Task directions: Report every line of the records below that contains the word "most".

====================

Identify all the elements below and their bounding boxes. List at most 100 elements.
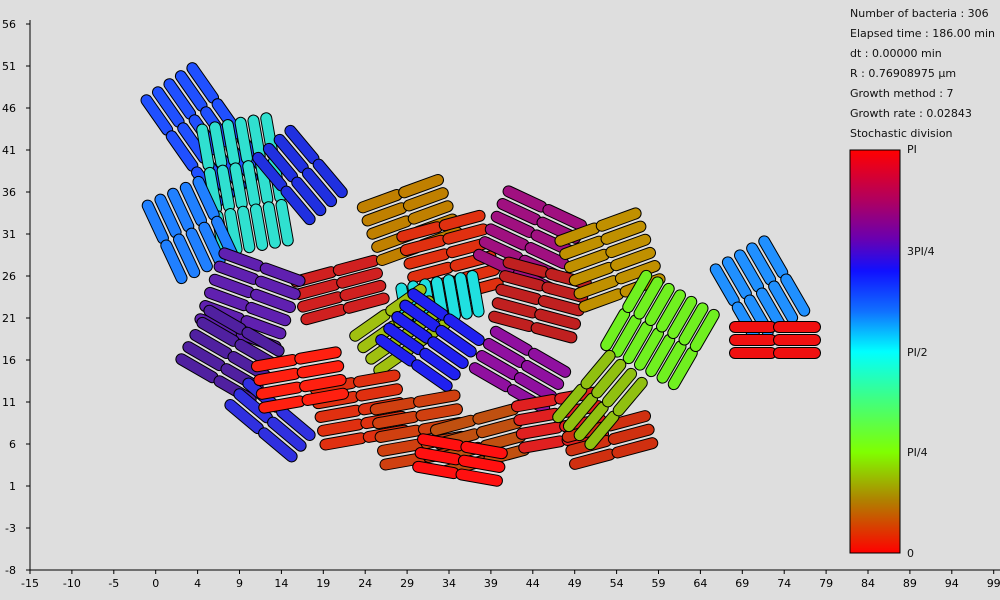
bacterium xyxy=(585,411,619,450)
bacterium xyxy=(596,208,641,231)
bacterium xyxy=(415,448,462,465)
bacterium xyxy=(668,296,697,339)
bacterium xyxy=(503,186,547,212)
bacterium xyxy=(253,152,287,191)
bacterium xyxy=(337,268,382,288)
bacterium xyxy=(634,277,663,319)
bacterium xyxy=(313,159,347,198)
bacterium xyxy=(657,341,686,383)
bacterium xyxy=(461,441,507,459)
radius-label: R : 0.76908975 µm xyxy=(850,67,957,80)
x-tick-label: 99 xyxy=(987,577,1000,590)
x-tick-label: 54 xyxy=(610,577,624,590)
bacterium xyxy=(439,210,485,231)
bacterium xyxy=(535,309,581,329)
y-tick-label: 26 xyxy=(2,270,16,283)
bacterium xyxy=(485,224,529,250)
bacterium xyxy=(565,249,609,273)
bacterium xyxy=(479,237,523,263)
bacterium xyxy=(302,388,349,405)
bacterium xyxy=(543,204,587,231)
bacterium xyxy=(259,428,297,462)
bacterium xyxy=(357,190,402,213)
bacterium xyxy=(340,280,386,301)
y-tick-label: 51 xyxy=(2,60,16,73)
bacterium xyxy=(276,199,293,246)
bacterium xyxy=(255,276,300,299)
bacterium xyxy=(250,204,268,250)
x-tick-label: 94 xyxy=(945,577,959,590)
bacterium xyxy=(212,216,238,260)
bacterium xyxy=(635,328,663,370)
x-tick-label: 89 xyxy=(903,577,917,590)
bacterium xyxy=(292,177,326,216)
bacterium xyxy=(601,221,646,244)
bacterium xyxy=(235,117,252,164)
bacterium xyxy=(404,249,450,269)
bacterium xyxy=(400,300,440,332)
colorbar-label-zero: 0 xyxy=(907,547,914,560)
bacterium xyxy=(343,293,389,313)
bacterium xyxy=(612,438,658,458)
bacterium xyxy=(228,352,270,380)
bacterium xyxy=(759,236,788,278)
bacterium xyxy=(274,134,308,173)
x-tick-label: 4 xyxy=(194,577,201,590)
bacterium xyxy=(204,167,222,214)
y-tick-label: 11 xyxy=(2,396,16,409)
bacterium xyxy=(205,287,249,311)
y-tick-label: 41 xyxy=(2,144,16,157)
bacterium xyxy=(246,302,291,326)
bacterium xyxy=(199,222,225,266)
x-tick-label: 64 xyxy=(693,577,707,590)
bacterium xyxy=(443,275,460,321)
bacterium xyxy=(260,263,305,286)
bacterium xyxy=(168,188,194,232)
bacterium xyxy=(256,382,303,399)
bacterium xyxy=(679,303,708,345)
y-tick-label: 1 xyxy=(9,480,16,493)
bacterium xyxy=(747,243,776,285)
bacterium xyxy=(444,314,484,346)
bacterium xyxy=(141,95,173,135)
bacterium xyxy=(497,199,541,225)
x-tick-label: 19 xyxy=(316,577,330,590)
bacterium xyxy=(690,309,719,352)
bacterium xyxy=(757,288,785,330)
bacterium xyxy=(356,384,402,401)
bacterium xyxy=(560,236,605,259)
bacterium xyxy=(186,228,212,272)
bacterium xyxy=(277,406,315,440)
bacterium xyxy=(241,316,286,339)
bacteria-colony xyxy=(140,62,821,487)
y-tick-label: 31 xyxy=(2,228,16,241)
bacterium xyxy=(318,419,364,436)
bacterium xyxy=(217,165,234,212)
bacterium xyxy=(489,311,534,332)
bacterium xyxy=(285,125,319,164)
bacterium xyxy=(418,434,464,451)
y-tick-label: 46 xyxy=(2,102,16,115)
bacterium xyxy=(612,315,641,357)
bacterium xyxy=(222,120,240,166)
x-tick-label: -5 xyxy=(108,577,119,590)
bacterium xyxy=(298,292,343,312)
x-tick-label: 39 xyxy=(484,577,498,590)
bacterium xyxy=(511,395,558,412)
bacterium xyxy=(400,235,446,256)
bacterium xyxy=(521,360,564,389)
y-tick-label: 6 xyxy=(9,438,16,451)
y-tick-label: 56 xyxy=(2,18,16,31)
x-tick-label: 24 xyxy=(358,577,372,590)
bacterium xyxy=(367,216,412,239)
bacterium xyxy=(214,261,259,284)
bacteria-count-label: Number of bacteria : 306 xyxy=(850,7,989,20)
bacterium xyxy=(531,323,577,343)
bacterium xyxy=(373,411,419,429)
colorbar-label-pi: PI xyxy=(907,143,917,156)
bacterium xyxy=(297,361,344,378)
bacterium xyxy=(248,115,265,162)
x-axis-ticks: -15 -10 -5 0 4 9 14 19 24 29 34 39 44 49 54 59 64 69 74 79 8… xyxy=(21,570,1000,590)
bacterium xyxy=(579,289,624,312)
x-tick-label: 69 xyxy=(735,577,749,590)
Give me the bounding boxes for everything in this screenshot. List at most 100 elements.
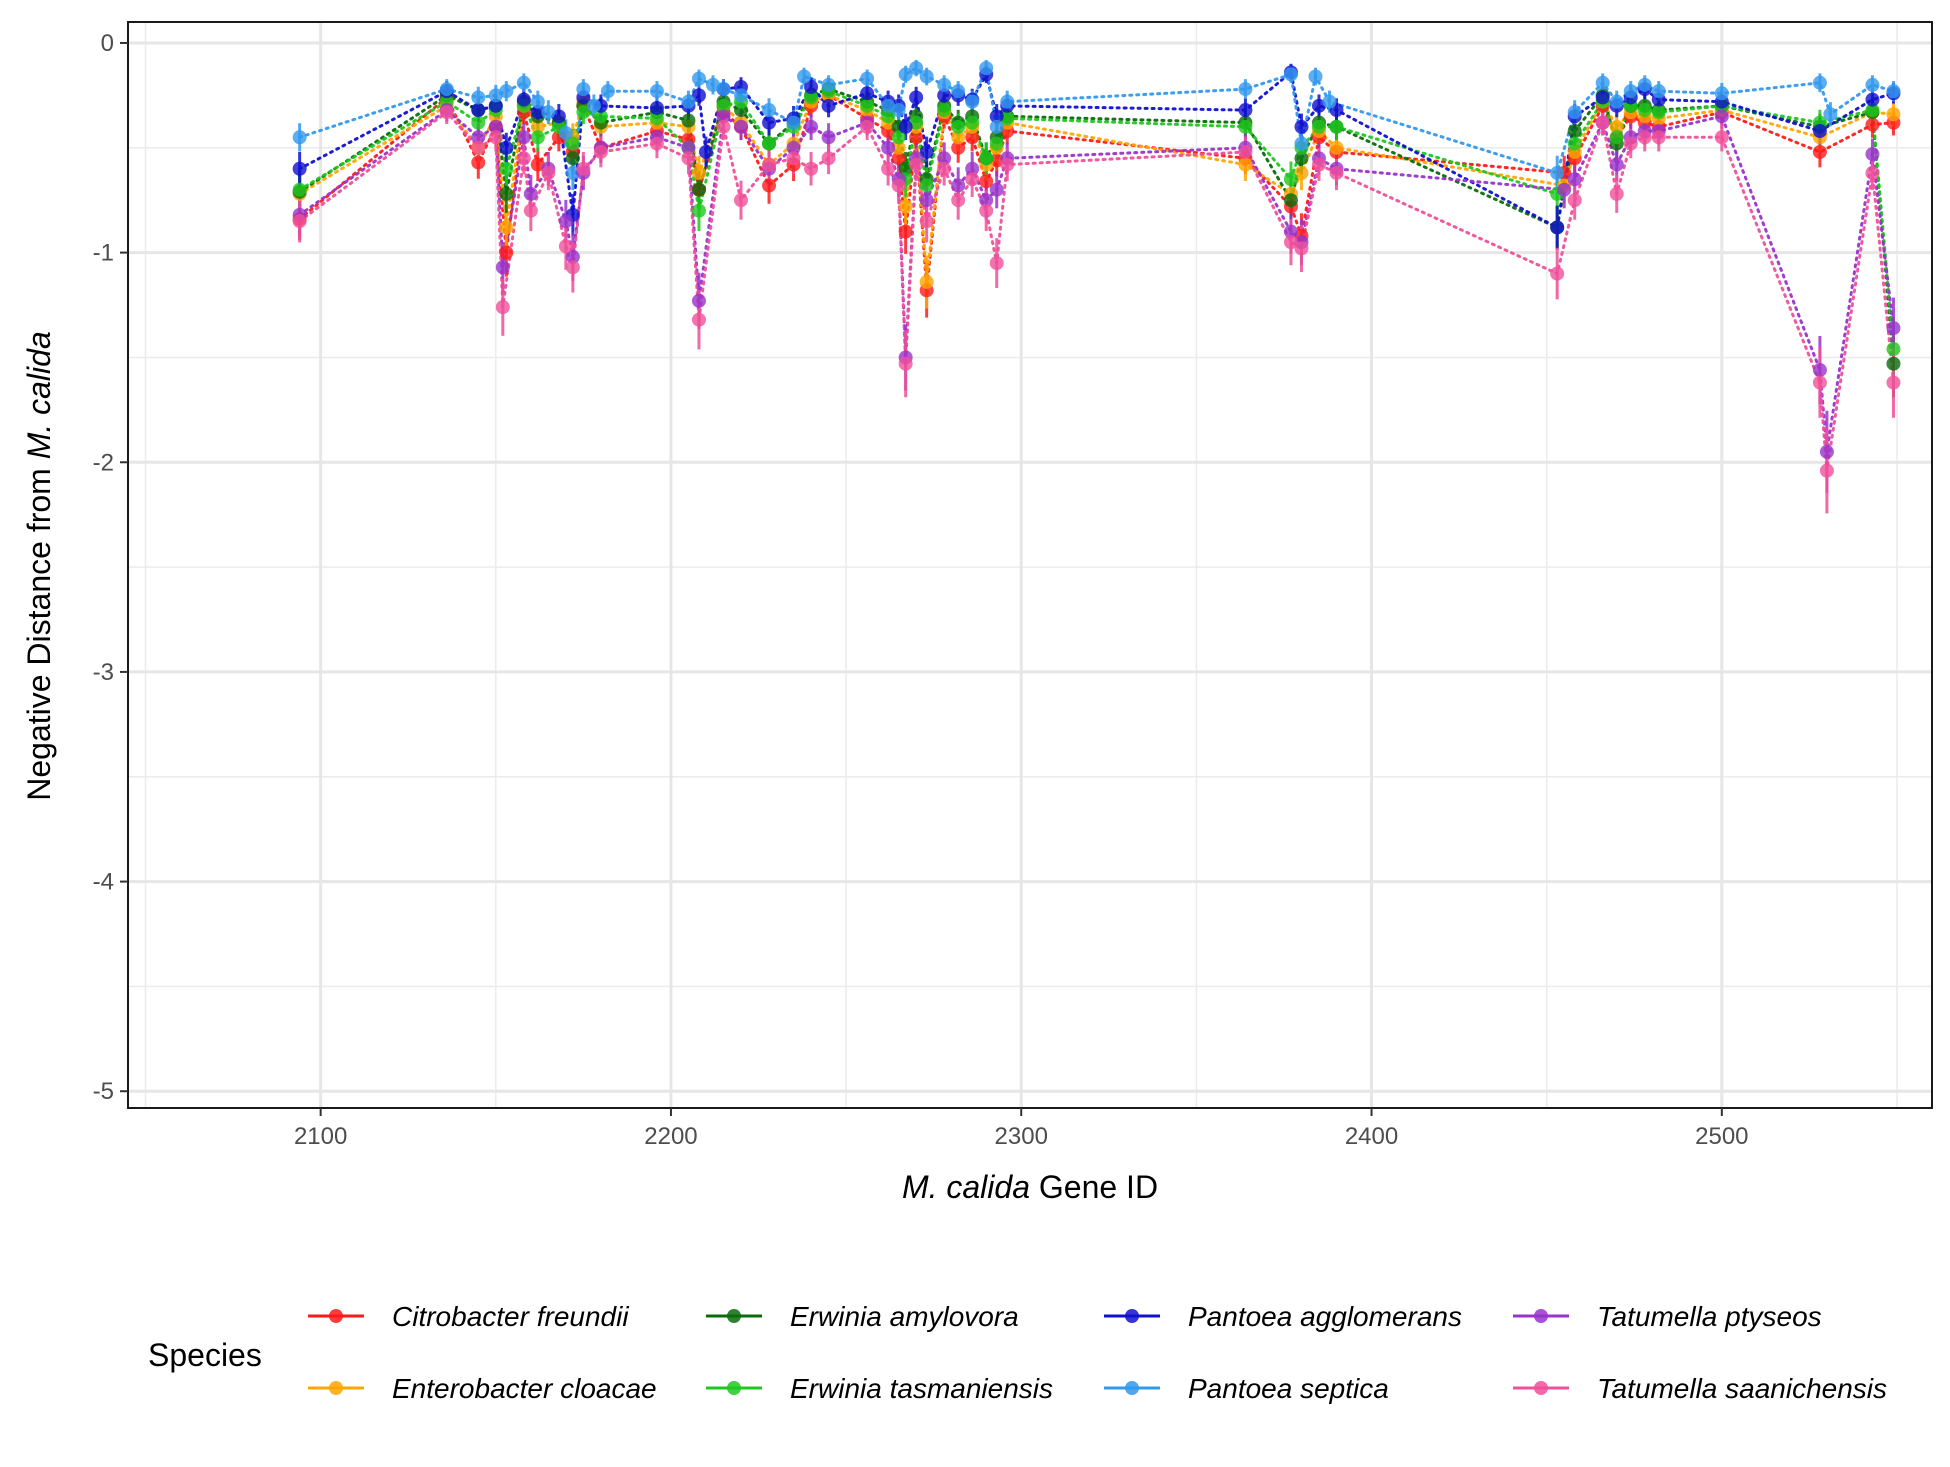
data-point bbox=[565, 165, 580, 180]
x-tick-label: 2200 bbox=[644, 1123, 697, 1150]
data-point bbox=[951, 84, 966, 99]
data-point bbox=[1714, 130, 1729, 145]
data-point bbox=[681, 140, 696, 155]
data-point bbox=[951, 140, 966, 155]
data-point bbox=[1623, 136, 1638, 151]
plot-panel-border bbox=[127, 21, 1933, 1109]
legend-key-point bbox=[329, 1381, 343, 1395]
data-point bbox=[965, 172, 980, 187]
y-tick-label: -4 bbox=[93, 869, 114, 896]
data-point bbox=[919, 193, 934, 208]
data-point bbox=[541, 165, 556, 180]
data-point bbox=[649, 84, 664, 99]
data-point bbox=[576, 105, 591, 120]
data-point bbox=[681, 94, 696, 109]
data-point bbox=[530, 130, 545, 145]
data-point bbox=[965, 161, 980, 176]
data-point bbox=[488, 98, 503, 113]
data-point bbox=[516, 130, 531, 145]
data-point bbox=[558, 239, 573, 254]
data-point bbox=[937, 88, 952, 103]
data-point bbox=[989, 182, 1004, 197]
data-point bbox=[762, 136, 777, 151]
data-point bbox=[804, 119, 819, 134]
legend-item: Pantoea agglomerans bbox=[1104, 1301, 1462, 1332]
data-point bbox=[762, 178, 777, 193]
data-point bbox=[979, 151, 994, 166]
data-point bbox=[1609, 130, 1624, 145]
data-point bbox=[909, 61, 924, 76]
data-point bbox=[691, 88, 706, 103]
data-point bbox=[586, 98, 601, 113]
data-point bbox=[891, 130, 906, 145]
legend-item: Tatumella ptyseos bbox=[1513, 1301, 1822, 1332]
data-point bbox=[1294, 119, 1309, 134]
legend-key-point bbox=[727, 1381, 741, 1395]
data-point bbox=[951, 130, 966, 145]
data-point bbox=[1329, 140, 1344, 155]
data-point bbox=[705, 77, 720, 92]
data-point bbox=[499, 245, 514, 260]
data-point bbox=[1550, 266, 1565, 281]
data-point bbox=[1812, 144, 1827, 159]
data-point bbox=[965, 94, 980, 109]
data-point bbox=[1322, 94, 1337, 109]
data-point bbox=[681, 151, 696, 166]
data-point bbox=[649, 111, 664, 126]
data-point bbox=[786, 115, 801, 130]
data-point bbox=[691, 293, 706, 308]
data-point bbox=[1886, 107, 1901, 122]
data-point bbox=[558, 126, 573, 141]
data-point bbox=[909, 90, 924, 105]
data-point bbox=[1812, 75, 1827, 90]
y-axis-ticks: 0 -1 -2 -3 -4 -5 bbox=[93, 30, 128, 1105]
x-axis-title-italic: M. calida bbox=[902, 1169, 1030, 1205]
data-point bbox=[860, 98, 875, 113]
data-point bbox=[881, 98, 896, 113]
data-point bbox=[919, 144, 934, 159]
data-point bbox=[1595, 75, 1610, 90]
data-point bbox=[516, 92, 531, 107]
data-point bbox=[989, 153, 1004, 168]
data-point bbox=[919, 214, 934, 229]
data-point bbox=[1886, 342, 1901, 357]
legend-label: Enterobacter cloacae bbox=[392, 1373, 657, 1404]
data-point bbox=[1865, 117, 1880, 132]
data-point bbox=[1595, 115, 1610, 130]
data-point bbox=[979, 174, 994, 189]
major-gridlines bbox=[128, 22, 1932, 1108]
data-point bbox=[716, 109, 731, 124]
data-point bbox=[1567, 136, 1582, 151]
data-point bbox=[516, 151, 531, 166]
data-point bbox=[495, 260, 510, 275]
data-point bbox=[1283, 193, 1298, 208]
x-axis-title-rest: Gene ID bbox=[1030, 1169, 1158, 1205]
data-point bbox=[821, 77, 836, 92]
legend-item: Erwinia tasmaniensis bbox=[706, 1373, 1053, 1404]
data-point bbox=[1294, 136, 1309, 151]
data-point bbox=[891, 140, 906, 155]
data-point bbox=[1567, 105, 1582, 120]
legend-item: Erwinia amylovora bbox=[706, 1301, 1019, 1332]
data-point bbox=[1567, 172, 1582, 187]
legend-label: Citrobacter freundii bbox=[392, 1301, 629, 1332]
legend-title: Species bbox=[148, 1337, 262, 1373]
data-point bbox=[937, 161, 952, 176]
data-point bbox=[1886, 356, 1901, 371]
data-point bbox=[909, 115, 924, 130]
data-point bbox=[523, 203, 538, 218]
data-point bbox=[558, 214, 573, 229]
data-point bbox=[1819, 444, 1834, 459]
y-tick-label: -1 bbox=[93, 240, 114, 267]
data-point bbox=[1609, 157, 1624, 172]
data-point bbox=[1238, 119, 1253, 134]
data-point bbox=[1238, 144, 1253, 159]
data-point bbox=[937, 77, 952, 92]
data-point bbox=[989, 119, 1004, 134]
data-point bbox=[1714, 109, 1729, 124]
data-point bbox=[1294, 151, 1309, 166]
data-point bbox=[1865, 147, 1880, 162]
data-point bbox=[898, 224, 913, 239]
data-point bbox=[1238, 103, 1253, 118]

====================

Answer:
Identify all the elements below and their bounding boxes. List at most 100 elements.
Give me the bounding boxes for everything in this screenshot. List at most 100 elements.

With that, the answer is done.